◆ **Records provided**
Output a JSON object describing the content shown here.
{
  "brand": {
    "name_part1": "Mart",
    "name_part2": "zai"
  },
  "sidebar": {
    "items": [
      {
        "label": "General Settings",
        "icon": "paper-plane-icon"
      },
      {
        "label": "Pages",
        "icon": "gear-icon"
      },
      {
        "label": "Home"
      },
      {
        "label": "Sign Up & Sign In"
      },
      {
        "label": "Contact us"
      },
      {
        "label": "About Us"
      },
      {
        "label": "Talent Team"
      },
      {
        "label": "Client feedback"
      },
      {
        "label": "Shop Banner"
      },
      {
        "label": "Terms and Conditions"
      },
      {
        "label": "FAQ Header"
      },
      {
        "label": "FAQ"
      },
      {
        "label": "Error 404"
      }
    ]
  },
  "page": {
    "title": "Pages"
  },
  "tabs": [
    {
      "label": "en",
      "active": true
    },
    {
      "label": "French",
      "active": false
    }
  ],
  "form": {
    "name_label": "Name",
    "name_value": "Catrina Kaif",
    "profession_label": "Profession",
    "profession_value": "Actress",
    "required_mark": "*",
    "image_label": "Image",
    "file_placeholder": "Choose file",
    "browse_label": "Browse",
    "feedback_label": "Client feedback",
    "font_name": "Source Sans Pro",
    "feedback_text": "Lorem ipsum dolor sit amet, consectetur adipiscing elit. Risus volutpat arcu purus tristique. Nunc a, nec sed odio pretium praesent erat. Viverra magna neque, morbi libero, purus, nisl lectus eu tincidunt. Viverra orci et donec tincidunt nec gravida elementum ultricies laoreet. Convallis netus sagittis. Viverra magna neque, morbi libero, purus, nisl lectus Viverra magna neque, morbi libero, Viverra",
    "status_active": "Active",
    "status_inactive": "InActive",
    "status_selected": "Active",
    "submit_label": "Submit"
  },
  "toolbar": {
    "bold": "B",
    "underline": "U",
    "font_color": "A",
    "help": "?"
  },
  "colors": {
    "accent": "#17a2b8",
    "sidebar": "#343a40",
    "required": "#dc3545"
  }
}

◆ **Job**
Every line of the listing that holds "icon" should be found and copied.

◆ **Answer to this task**
        "icon": "paper-plane-icon"
        "icon": "gear-icon"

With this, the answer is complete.